What you need to do: Some lines of these records may hold the word "your"; state how many, using only the number.

** start Task inputs **

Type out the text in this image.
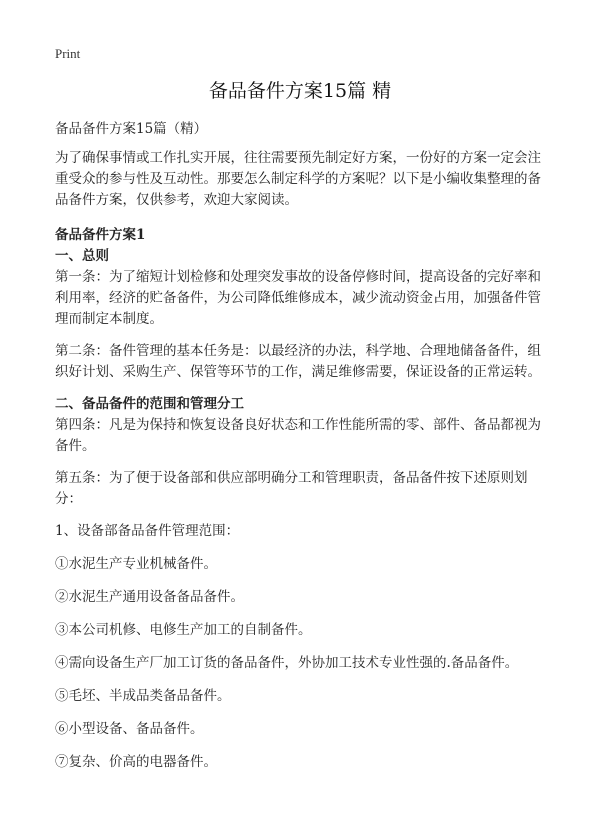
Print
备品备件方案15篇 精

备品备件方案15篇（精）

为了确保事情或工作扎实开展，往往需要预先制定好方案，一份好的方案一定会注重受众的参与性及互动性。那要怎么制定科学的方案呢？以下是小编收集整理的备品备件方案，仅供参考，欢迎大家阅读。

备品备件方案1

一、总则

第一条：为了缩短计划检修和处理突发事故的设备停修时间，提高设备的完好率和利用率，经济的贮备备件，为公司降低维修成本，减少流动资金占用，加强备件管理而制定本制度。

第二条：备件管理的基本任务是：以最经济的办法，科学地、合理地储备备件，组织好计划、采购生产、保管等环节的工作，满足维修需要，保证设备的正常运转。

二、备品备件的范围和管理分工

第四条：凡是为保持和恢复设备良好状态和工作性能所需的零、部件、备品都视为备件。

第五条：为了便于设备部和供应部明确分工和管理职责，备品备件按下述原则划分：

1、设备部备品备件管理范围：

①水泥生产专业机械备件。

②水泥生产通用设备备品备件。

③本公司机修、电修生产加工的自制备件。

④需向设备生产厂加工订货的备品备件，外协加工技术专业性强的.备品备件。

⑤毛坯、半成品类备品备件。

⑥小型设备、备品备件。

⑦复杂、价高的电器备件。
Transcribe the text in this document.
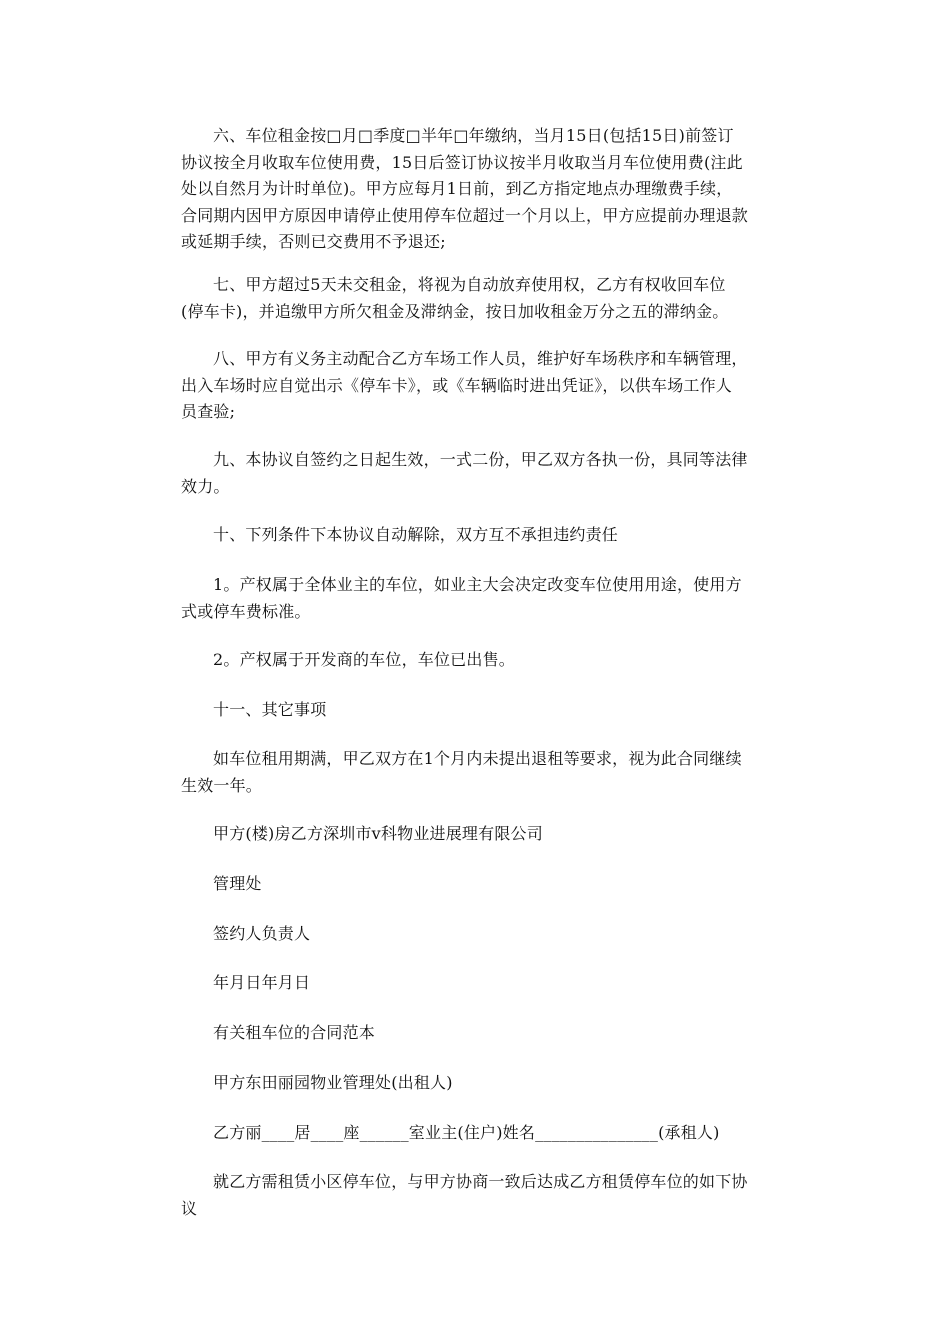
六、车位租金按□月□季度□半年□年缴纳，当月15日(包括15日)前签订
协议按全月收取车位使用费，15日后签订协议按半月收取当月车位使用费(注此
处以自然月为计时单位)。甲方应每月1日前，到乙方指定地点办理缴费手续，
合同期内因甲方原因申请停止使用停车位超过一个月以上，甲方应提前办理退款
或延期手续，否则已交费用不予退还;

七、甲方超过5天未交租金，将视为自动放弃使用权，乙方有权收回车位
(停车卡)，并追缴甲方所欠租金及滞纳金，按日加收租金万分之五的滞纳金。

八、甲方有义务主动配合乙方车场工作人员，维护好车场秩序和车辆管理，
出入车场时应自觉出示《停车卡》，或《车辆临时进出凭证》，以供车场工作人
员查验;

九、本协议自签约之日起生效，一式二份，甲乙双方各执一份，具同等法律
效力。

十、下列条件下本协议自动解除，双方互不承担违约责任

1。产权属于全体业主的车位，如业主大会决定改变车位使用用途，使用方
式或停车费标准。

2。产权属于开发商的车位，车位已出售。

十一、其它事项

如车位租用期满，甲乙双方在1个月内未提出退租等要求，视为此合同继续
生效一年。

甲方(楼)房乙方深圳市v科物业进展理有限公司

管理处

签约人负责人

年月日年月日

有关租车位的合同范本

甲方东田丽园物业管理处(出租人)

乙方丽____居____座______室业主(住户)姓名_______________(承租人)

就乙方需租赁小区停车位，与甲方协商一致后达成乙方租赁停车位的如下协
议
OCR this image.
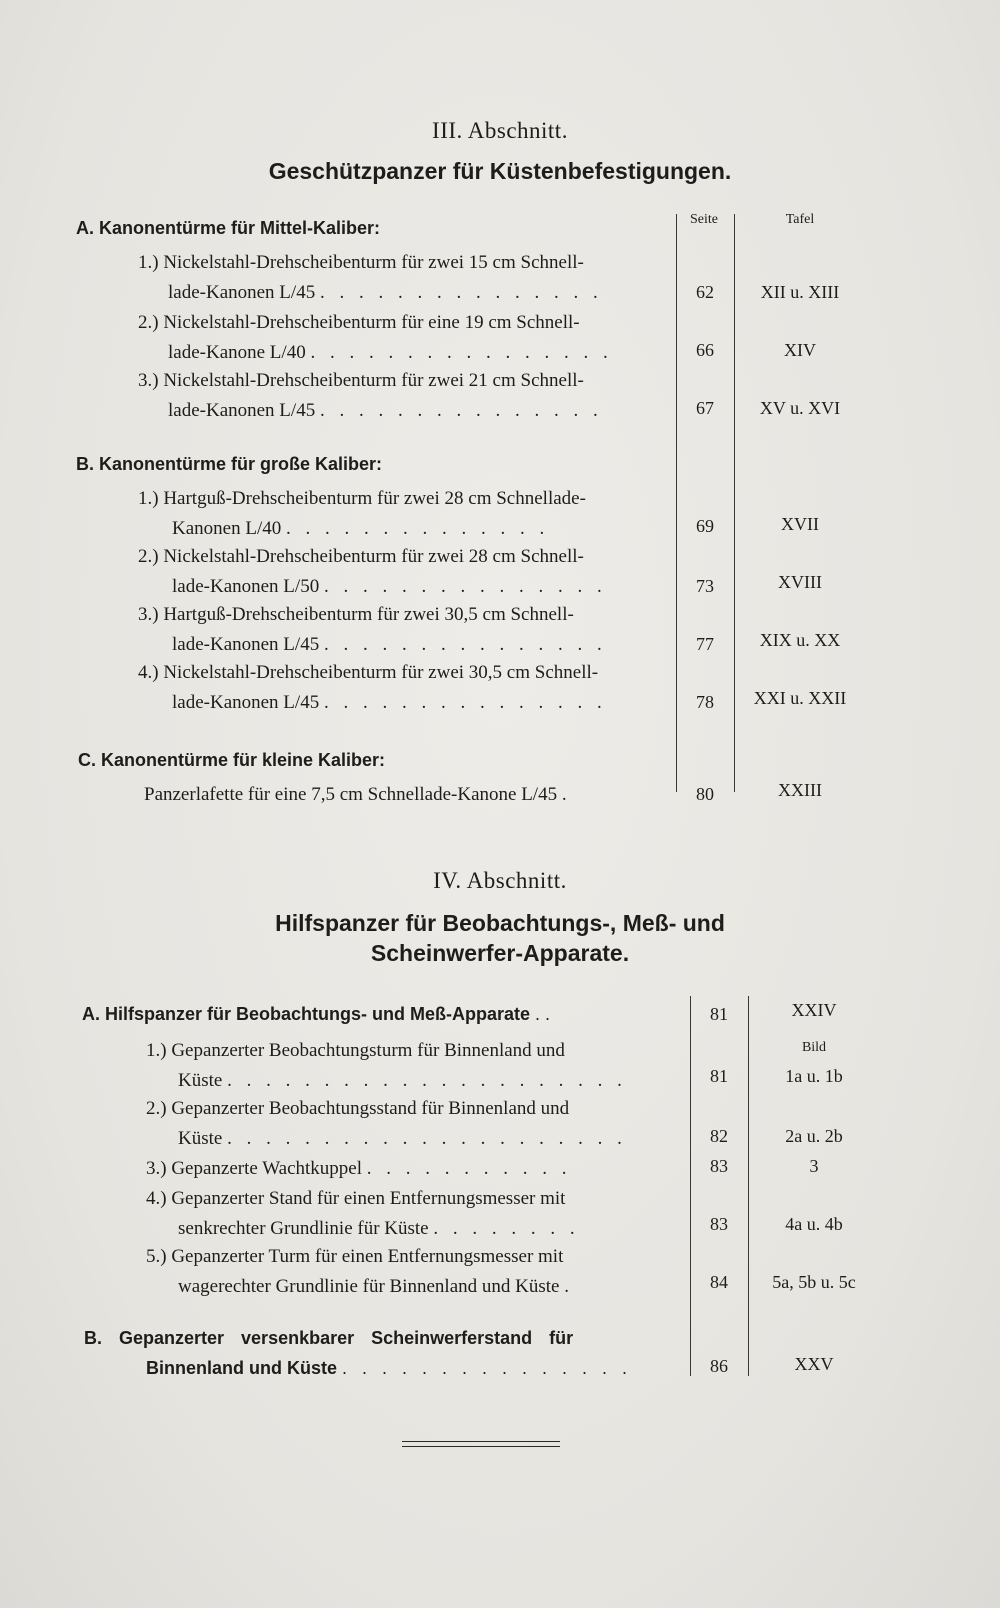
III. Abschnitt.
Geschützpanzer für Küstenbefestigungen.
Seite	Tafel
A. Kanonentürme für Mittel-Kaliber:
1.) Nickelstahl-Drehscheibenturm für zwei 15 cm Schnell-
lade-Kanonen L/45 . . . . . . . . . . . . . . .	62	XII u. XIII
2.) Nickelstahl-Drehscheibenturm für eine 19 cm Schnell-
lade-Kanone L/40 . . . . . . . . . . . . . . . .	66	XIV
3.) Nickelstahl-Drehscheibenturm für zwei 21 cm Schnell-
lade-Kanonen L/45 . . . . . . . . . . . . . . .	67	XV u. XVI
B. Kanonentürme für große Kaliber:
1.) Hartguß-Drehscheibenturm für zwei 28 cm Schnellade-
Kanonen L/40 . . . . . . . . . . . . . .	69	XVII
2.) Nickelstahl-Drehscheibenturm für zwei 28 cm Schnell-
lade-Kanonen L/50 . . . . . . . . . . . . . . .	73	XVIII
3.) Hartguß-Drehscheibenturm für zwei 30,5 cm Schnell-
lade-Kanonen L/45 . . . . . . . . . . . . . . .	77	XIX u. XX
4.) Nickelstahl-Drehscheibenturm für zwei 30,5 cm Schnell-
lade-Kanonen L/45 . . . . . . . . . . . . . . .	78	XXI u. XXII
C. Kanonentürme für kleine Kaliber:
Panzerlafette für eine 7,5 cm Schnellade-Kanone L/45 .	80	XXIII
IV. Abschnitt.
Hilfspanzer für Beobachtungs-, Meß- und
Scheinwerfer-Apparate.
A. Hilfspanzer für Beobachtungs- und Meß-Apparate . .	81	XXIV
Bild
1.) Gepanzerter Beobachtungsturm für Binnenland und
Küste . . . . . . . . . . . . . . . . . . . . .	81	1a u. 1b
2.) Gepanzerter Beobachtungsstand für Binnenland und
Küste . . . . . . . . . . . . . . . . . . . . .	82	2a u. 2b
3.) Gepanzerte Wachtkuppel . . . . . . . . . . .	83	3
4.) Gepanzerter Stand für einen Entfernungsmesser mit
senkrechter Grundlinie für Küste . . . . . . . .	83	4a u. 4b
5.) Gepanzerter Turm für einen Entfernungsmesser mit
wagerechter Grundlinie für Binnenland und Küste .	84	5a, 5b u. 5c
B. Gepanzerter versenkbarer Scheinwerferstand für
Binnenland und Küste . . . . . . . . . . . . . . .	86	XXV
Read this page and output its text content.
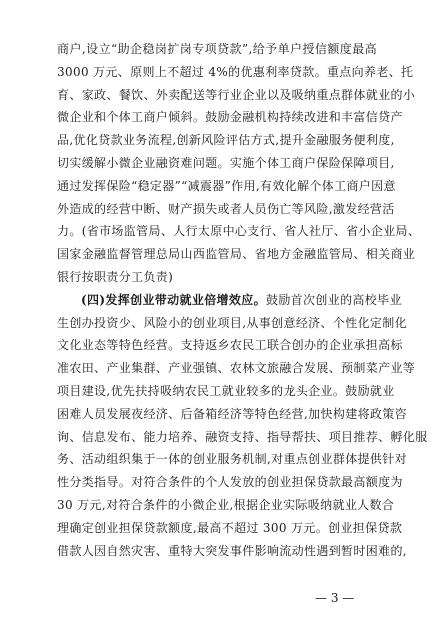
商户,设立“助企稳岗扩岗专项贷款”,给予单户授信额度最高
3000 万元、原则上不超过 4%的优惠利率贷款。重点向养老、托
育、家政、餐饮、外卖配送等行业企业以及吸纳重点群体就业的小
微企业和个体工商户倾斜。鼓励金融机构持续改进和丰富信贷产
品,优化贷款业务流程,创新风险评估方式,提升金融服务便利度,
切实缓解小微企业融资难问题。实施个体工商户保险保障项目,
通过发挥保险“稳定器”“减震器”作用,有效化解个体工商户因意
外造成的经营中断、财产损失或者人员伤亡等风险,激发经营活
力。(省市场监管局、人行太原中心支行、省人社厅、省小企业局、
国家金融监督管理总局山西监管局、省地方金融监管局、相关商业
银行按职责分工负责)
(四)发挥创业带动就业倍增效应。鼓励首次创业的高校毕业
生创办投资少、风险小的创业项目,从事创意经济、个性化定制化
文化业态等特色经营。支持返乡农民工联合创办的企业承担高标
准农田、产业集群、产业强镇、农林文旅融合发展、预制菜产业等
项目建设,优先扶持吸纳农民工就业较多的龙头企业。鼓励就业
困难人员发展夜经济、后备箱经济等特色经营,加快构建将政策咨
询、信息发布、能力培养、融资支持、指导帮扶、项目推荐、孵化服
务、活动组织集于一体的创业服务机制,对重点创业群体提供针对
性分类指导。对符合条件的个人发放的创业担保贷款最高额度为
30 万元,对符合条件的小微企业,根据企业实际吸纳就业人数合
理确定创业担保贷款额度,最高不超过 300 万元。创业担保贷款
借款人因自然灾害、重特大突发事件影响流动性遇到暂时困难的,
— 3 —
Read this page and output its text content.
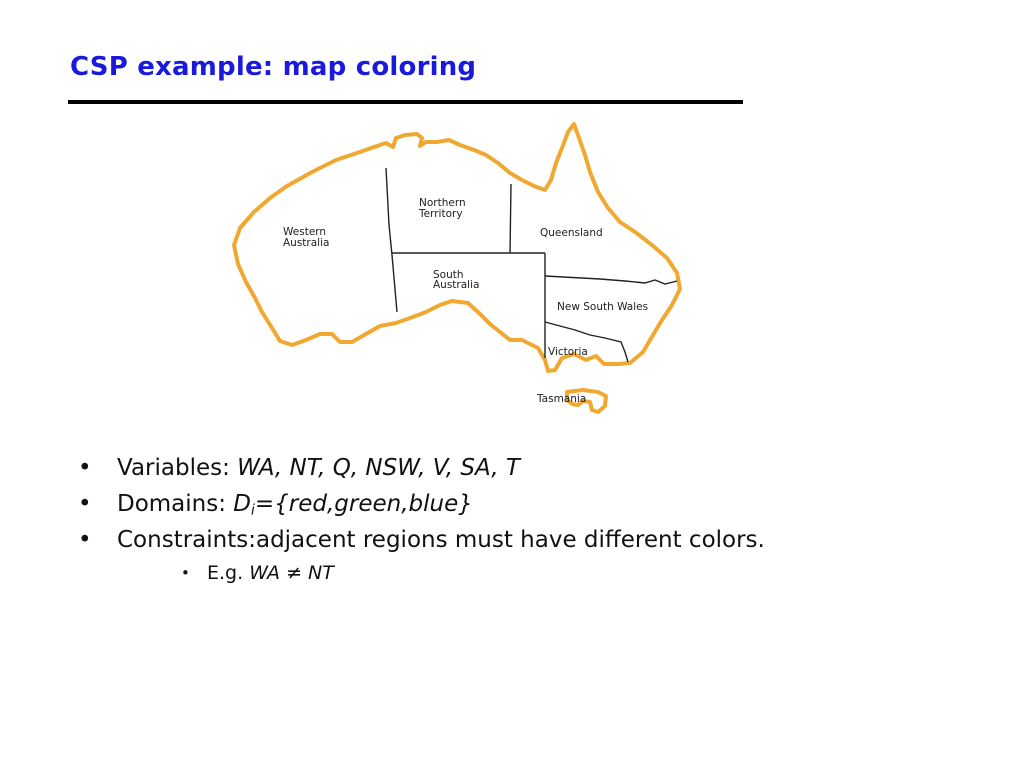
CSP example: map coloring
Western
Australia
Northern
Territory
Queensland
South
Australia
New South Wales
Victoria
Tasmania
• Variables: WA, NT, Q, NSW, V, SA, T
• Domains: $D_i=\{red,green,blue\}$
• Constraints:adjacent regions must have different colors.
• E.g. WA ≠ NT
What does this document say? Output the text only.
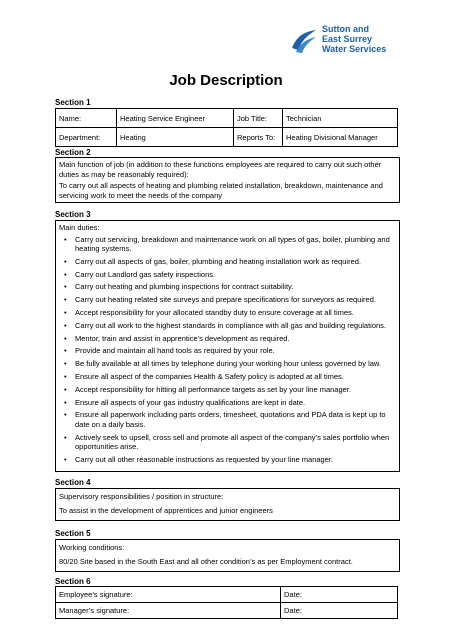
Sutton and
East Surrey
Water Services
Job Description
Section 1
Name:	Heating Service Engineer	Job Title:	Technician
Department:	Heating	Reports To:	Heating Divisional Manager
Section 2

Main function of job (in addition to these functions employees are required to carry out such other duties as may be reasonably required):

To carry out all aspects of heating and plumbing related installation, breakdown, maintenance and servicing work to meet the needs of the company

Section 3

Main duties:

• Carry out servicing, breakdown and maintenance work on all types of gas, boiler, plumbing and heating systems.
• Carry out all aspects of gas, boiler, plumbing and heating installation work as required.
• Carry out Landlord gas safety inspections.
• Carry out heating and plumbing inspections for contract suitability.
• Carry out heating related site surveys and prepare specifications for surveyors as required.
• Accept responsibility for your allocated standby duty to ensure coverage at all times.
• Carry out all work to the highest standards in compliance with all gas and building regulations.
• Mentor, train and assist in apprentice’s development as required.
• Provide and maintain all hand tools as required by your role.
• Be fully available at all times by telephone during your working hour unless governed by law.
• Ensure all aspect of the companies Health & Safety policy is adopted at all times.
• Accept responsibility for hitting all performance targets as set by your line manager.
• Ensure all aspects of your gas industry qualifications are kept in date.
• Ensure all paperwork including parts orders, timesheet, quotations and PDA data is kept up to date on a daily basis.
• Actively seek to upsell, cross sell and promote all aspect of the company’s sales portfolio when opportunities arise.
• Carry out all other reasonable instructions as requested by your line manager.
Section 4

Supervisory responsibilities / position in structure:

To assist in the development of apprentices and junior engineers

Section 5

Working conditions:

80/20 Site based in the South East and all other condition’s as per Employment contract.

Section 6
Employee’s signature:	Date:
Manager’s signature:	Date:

** end Task inputs **

Answer below: 6